----- TEXT TO READ
Noctambule,
Travel in the Shadows
(independent, 2013)


Last time I reviewed an album of poems set to music, it was Kris Delmhorst's Strange Conversation (28 April 2007). Delmhorst used a variety of pop, jazz and folk approaches to carry works by Lord Byron, Whitman, Browning, E.E. Cummings and others. Hers was an extraordinarily ambitious project, and against the odds it worked. I say "against the odds" because poems and song lyrics aren't the same thing at all, even if some particularly insufferable singer-songwriters are wont to designate themselves as "poets."

Noctambule, a duo comprising Marla Fibish & Bruce Victor (joined on this recording by sympathetic musical pals from their native Bay Area), takes a more genre-specific approach to its fusion of verse and melody. If you aren't listening closely to the words, you will likely presume you're hearing Irish folk ballads. Indeed, one song is exactly that, the scantily covered -- sorry, that's a pun in this instance -- narrative of sexual adventure "Madam, I'm a Darling." The arrangements, spare but often intricate, are drawn out of the stringed instruments one associates with the latter-day Irish-music renaissance. Indeed, Fibish is known for her work with noted Irish folksinger Jimmy Crowley and the Irish-American band Three Mile Stone.

As the title suggests, the theme is night wandering. The album is appropriately atmospheric, full of dark ruminations and anxieties but also night's joys and erotic possibilities. Fibish & Victor drop the words so comfortably into their melodic settings that one is never troubled by thoughts that song and poem have to be incompatible (or at least have been in the West in modern times). Fibish performs most of the vocals in a kind of stately alto that perfectly serves the material. The songs and performances are accomplished and moving.
----------
● **WORK TO COMPLETE**:
1) Please condense the paragraph of the album review that begins "Noctambule, a duo comprising" into a shorter version that keeps its main facts.
2) Resume the album review after its final sentence and extend it by one more paragraph in the same voice.
----- DATA SHOWN
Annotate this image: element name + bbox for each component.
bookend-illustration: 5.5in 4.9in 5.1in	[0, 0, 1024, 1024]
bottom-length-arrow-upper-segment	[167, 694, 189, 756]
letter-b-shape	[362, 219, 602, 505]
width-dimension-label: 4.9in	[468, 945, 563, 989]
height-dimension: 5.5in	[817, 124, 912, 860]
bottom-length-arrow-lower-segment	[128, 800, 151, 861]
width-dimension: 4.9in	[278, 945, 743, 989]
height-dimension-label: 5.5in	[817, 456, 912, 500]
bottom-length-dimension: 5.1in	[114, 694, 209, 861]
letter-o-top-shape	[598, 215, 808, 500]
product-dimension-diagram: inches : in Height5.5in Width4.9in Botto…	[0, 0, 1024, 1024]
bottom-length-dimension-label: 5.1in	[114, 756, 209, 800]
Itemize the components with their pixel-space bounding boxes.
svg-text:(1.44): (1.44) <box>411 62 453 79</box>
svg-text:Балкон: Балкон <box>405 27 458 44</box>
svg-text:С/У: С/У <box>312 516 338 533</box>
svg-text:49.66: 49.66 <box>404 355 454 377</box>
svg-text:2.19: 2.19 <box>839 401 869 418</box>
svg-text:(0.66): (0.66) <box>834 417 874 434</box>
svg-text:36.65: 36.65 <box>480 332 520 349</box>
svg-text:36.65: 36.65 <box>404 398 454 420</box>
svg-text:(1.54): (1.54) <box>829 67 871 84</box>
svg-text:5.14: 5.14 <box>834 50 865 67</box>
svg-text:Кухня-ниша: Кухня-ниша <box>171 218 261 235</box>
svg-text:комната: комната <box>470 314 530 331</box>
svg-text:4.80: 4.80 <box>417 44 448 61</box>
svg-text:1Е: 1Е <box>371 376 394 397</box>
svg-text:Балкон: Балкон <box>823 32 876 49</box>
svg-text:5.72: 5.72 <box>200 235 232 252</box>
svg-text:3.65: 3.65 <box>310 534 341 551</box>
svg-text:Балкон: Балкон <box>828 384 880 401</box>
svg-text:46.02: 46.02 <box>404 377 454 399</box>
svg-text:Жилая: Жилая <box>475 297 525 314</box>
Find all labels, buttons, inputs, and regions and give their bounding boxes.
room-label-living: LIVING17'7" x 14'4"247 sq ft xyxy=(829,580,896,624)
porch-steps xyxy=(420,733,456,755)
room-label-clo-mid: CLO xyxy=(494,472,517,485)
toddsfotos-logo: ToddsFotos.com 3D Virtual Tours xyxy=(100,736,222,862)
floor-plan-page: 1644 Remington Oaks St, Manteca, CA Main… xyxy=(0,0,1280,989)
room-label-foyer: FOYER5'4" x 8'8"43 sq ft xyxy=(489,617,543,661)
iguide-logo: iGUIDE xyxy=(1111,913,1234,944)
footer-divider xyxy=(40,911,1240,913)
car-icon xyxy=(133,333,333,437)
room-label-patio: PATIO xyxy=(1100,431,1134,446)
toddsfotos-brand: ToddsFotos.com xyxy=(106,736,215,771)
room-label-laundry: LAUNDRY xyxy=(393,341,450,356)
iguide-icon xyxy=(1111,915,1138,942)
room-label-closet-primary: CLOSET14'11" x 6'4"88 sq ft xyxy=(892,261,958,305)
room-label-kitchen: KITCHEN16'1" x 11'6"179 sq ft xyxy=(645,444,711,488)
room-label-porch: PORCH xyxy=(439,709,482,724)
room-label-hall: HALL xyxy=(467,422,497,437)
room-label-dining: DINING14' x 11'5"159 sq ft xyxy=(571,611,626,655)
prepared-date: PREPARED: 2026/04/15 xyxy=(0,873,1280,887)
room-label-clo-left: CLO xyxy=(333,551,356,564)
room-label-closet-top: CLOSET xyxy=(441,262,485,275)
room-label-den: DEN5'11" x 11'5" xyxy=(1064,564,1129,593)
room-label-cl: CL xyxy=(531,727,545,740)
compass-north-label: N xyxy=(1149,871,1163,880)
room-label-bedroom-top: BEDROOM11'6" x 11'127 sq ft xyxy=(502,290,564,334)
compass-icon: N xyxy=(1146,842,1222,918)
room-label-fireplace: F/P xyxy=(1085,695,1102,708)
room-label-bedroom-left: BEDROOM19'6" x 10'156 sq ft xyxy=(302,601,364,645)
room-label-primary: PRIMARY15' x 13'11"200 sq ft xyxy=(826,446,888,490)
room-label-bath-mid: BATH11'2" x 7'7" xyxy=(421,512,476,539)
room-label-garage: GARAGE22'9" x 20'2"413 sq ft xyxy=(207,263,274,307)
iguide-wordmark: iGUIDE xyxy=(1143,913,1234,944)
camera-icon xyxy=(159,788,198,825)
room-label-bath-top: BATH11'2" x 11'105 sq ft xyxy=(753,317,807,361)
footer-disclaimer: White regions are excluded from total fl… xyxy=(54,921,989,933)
----------
● **ANSWERS TO THE EXERCISES**:
1) Noctambule is the duo of Marla Fibish and Bruce Victor, joined on this recording by musician friends from their native Bay Area. Their blend of verse and melody sticks to one genre: heard casually, the songs pass for Irish folk ballads, and one, the bawdy narrative "Madam, I'm a Darling," really is one. The spare, often intricate arrangements come from the stringed instruments of the recent Irish-music revival, and Fibish is known for her work with Irish folksinger Jimmy Crowley and the Irish-American band Three Mile Stone.

2)
I haven't read Tennyson in a long time, but I can't believe I'd have forgotten the blood-soaked, wildly melodramatic murder ballad "The Sisters," clearly inspired by the traditional "Young Hunting" (Child #68). (Bob Dylan recorded it as "Love Henry" on his 1993 World Gone Wrong.) Edna St. Vincent Millay ("Recuerdo"), Theodore Roethke ("A Suddenness of Trees") and Pablo Neruda ("Travel in the Shadows") appear here, too. Surprisingly to me, however, it is Robert Service who is most prominent. He claims no fewer than four cuts, including one titled "Noctambule." I had never thought of Service as anything but a kind of comic "manly" versifier, remembered if at all for the Gothic joke that is "The Cremation of Sam McGee." Noctambule finds another side of Service, a Bohemian poet known to few. Two classically tinged original instrumentals round out the program in splendid fashion.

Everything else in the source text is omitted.